◆ What is being asked: Only the lines holding the string "وخاصة" are needed. Copy each one.

** start of Dataset content **

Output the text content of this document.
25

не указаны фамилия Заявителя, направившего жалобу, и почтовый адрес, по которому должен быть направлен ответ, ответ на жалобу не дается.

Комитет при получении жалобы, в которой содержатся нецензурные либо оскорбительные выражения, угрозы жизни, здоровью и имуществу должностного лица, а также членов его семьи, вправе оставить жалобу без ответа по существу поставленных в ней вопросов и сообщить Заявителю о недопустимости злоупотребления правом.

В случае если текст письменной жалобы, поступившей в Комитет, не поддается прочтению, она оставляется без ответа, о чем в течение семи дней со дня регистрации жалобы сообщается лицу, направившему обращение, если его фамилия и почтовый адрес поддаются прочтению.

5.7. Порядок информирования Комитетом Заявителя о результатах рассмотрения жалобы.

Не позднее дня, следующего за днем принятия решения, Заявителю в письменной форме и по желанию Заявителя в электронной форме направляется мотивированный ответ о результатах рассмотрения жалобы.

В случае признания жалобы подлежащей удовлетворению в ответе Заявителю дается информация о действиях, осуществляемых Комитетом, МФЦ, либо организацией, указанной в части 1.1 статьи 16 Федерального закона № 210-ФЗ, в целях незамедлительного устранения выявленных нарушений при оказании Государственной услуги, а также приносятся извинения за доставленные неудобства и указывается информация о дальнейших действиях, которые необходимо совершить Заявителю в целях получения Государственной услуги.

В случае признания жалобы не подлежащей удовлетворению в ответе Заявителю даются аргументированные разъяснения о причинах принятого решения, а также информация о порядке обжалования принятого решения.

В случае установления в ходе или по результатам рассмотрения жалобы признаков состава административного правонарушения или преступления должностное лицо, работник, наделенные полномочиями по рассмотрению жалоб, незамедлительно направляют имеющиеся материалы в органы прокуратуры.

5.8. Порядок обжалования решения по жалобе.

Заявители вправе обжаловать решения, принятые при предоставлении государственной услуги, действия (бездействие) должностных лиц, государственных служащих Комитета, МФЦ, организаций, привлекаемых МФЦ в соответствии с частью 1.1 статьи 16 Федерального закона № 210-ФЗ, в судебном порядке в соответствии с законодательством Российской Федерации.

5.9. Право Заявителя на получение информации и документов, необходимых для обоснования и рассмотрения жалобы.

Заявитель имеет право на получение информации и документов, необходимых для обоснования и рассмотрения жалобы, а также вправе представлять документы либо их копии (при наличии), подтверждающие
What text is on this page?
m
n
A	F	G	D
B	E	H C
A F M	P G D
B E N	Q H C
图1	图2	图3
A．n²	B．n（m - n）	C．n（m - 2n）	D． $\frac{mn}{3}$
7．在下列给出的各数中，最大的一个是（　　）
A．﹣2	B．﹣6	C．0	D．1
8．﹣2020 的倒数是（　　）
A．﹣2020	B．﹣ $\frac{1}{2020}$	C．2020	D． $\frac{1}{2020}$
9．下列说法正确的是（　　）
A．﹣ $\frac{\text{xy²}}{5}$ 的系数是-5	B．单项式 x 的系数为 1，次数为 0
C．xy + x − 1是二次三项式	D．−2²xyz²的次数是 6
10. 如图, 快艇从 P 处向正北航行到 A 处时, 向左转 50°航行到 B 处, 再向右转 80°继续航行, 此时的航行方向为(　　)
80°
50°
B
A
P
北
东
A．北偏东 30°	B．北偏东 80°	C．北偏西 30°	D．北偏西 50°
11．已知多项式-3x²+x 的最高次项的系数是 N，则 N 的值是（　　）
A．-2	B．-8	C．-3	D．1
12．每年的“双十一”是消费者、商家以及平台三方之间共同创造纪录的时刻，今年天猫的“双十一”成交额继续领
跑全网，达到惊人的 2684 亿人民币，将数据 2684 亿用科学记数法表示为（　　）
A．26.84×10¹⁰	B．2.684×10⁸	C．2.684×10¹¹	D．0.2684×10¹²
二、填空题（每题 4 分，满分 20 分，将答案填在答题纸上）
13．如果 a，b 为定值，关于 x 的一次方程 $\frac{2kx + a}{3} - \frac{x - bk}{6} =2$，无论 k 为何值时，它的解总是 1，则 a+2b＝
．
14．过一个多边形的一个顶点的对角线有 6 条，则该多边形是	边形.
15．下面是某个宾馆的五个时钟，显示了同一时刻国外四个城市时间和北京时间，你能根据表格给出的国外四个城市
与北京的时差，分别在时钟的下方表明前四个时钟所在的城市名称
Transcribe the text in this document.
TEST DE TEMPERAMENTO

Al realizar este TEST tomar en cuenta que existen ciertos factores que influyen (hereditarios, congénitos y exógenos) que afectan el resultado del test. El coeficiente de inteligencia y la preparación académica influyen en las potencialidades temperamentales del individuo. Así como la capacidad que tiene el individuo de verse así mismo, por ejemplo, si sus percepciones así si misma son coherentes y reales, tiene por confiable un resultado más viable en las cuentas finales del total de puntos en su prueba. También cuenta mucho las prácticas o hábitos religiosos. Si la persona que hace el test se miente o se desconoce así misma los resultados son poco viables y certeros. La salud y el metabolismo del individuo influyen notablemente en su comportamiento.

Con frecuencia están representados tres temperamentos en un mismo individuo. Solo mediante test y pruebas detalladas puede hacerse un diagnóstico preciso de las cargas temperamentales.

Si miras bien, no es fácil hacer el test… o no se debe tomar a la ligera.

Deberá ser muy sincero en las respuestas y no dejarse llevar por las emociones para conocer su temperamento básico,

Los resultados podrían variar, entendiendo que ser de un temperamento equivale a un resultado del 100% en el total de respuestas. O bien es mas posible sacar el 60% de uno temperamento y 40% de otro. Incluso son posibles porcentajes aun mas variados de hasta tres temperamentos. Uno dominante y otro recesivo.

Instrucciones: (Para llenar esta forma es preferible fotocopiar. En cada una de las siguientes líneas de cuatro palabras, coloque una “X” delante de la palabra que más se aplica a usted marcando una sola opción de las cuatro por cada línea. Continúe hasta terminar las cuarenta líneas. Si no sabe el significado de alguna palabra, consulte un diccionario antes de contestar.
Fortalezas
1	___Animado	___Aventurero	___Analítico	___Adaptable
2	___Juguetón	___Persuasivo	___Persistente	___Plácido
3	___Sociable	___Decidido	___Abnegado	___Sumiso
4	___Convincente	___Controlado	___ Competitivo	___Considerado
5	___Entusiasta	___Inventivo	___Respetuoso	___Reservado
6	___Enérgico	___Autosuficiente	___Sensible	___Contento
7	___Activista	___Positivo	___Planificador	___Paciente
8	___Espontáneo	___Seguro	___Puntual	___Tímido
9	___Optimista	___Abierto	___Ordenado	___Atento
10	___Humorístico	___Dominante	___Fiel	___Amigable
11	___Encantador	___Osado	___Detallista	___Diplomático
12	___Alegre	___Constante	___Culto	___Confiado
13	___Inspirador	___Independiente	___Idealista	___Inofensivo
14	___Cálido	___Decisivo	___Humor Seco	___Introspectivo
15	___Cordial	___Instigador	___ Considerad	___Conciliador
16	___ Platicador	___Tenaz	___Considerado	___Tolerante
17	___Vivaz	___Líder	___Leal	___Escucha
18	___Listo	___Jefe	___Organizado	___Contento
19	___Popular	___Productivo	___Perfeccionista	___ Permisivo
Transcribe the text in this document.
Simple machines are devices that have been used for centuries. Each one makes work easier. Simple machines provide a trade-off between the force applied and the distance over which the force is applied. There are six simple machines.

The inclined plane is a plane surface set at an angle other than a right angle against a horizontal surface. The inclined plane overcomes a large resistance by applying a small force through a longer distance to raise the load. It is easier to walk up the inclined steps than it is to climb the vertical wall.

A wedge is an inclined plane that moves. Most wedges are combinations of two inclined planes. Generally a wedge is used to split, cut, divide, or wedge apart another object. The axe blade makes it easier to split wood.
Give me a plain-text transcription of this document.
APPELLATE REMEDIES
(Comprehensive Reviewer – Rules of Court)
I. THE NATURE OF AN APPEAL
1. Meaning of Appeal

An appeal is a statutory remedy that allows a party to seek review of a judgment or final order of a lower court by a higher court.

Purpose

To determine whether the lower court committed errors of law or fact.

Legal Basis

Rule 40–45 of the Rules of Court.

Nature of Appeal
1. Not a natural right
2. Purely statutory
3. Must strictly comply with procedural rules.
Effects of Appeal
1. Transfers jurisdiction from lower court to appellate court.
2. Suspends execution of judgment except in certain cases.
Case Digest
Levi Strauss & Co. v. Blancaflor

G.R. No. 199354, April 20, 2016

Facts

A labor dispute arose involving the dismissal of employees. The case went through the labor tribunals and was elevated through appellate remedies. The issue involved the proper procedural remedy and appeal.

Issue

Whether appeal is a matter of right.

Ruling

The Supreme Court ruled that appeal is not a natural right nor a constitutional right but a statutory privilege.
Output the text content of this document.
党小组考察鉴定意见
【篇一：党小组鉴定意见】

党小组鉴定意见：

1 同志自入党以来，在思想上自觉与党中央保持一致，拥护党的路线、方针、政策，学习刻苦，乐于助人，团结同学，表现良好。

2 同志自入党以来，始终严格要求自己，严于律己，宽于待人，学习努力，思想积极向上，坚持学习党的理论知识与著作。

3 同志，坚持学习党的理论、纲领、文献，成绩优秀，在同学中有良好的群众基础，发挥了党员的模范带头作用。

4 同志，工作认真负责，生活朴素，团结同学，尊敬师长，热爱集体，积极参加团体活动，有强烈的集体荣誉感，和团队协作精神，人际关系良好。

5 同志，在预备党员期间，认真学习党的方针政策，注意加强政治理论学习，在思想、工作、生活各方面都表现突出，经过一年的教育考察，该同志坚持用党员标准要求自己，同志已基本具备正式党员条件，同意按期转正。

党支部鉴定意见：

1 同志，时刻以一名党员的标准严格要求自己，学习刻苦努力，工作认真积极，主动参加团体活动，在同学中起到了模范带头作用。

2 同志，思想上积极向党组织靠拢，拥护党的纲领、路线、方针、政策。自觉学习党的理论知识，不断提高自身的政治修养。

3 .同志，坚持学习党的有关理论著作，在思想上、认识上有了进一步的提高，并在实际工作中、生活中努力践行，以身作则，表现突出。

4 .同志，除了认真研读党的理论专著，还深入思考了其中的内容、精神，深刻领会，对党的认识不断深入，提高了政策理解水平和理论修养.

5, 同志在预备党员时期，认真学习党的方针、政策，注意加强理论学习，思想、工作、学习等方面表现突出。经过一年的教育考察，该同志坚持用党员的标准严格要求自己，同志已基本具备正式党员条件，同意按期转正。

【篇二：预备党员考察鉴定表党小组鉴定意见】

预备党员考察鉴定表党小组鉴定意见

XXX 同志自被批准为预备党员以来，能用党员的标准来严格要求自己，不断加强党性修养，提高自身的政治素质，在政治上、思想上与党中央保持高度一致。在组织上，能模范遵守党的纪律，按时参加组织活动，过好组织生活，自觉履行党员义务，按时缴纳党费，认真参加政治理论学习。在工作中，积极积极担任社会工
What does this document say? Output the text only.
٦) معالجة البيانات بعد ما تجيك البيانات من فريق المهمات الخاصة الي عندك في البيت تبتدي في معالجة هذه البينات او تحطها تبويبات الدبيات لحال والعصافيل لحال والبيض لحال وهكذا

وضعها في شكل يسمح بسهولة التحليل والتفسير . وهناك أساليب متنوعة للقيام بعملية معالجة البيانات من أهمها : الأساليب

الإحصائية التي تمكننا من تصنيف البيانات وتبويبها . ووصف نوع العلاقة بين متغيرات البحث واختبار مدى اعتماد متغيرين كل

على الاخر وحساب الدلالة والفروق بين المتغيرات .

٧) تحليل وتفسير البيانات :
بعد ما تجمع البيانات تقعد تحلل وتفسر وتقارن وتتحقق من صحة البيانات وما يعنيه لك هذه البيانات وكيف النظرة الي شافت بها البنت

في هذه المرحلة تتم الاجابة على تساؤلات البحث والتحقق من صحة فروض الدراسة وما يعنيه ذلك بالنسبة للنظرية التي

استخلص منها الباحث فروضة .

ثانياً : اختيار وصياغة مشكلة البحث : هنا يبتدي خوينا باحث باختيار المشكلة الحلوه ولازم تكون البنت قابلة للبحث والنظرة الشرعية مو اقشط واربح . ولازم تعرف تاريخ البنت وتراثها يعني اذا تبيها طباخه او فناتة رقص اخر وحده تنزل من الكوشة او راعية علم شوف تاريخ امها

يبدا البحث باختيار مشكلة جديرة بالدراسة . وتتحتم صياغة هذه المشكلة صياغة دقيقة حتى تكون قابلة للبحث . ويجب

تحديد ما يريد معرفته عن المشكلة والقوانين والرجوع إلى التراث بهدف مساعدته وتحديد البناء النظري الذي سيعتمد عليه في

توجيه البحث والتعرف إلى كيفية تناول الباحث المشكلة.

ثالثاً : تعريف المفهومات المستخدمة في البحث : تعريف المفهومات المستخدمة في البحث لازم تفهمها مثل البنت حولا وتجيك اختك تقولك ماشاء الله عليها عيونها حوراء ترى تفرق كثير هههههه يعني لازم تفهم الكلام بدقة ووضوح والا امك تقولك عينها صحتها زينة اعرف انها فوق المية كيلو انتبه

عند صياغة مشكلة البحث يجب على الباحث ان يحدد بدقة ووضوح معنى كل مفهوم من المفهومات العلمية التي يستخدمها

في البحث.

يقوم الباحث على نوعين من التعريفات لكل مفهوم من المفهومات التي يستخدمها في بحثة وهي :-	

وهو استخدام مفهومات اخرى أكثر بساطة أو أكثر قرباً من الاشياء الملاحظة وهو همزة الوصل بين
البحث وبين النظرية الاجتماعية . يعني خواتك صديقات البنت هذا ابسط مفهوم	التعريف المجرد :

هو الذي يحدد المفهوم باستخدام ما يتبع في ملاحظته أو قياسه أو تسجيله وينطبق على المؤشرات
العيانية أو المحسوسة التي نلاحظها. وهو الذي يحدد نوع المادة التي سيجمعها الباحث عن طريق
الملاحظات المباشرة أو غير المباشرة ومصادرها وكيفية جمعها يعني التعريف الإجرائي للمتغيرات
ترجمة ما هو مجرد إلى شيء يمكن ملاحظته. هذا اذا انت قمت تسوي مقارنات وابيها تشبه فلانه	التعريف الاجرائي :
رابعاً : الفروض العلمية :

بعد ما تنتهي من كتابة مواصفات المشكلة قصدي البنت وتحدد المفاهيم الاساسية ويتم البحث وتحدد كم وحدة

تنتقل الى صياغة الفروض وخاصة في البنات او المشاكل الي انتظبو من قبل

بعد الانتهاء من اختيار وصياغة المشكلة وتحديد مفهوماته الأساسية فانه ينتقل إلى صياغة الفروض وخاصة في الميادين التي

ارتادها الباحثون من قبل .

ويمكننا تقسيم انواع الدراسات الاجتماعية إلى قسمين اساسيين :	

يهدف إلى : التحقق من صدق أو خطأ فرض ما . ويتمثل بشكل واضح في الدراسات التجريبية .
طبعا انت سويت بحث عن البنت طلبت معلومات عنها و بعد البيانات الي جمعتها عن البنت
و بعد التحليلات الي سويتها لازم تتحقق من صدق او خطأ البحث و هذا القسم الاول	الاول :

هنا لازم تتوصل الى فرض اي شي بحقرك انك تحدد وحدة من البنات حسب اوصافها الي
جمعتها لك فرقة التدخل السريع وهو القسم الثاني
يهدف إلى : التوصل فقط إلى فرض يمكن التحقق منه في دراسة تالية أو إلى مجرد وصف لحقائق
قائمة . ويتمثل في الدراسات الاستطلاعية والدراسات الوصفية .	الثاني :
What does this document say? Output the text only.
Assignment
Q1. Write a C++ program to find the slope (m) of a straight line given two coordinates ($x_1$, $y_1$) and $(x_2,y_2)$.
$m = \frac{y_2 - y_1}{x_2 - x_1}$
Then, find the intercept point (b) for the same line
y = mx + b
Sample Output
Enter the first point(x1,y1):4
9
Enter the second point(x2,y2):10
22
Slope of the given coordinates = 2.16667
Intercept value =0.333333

** end of Dataset content **

◆ Answer to this task:
تنتقل الى صياغة الفروض وخاصة في البنات او المشاكل الي انتظبو من قبل
بعد الانتهاء من اختيار وصياغة المشكلة وتحديد مفهوماته الأساسية فانه ينتقل إلى صياغة الفروض وخاصة في الميادين التي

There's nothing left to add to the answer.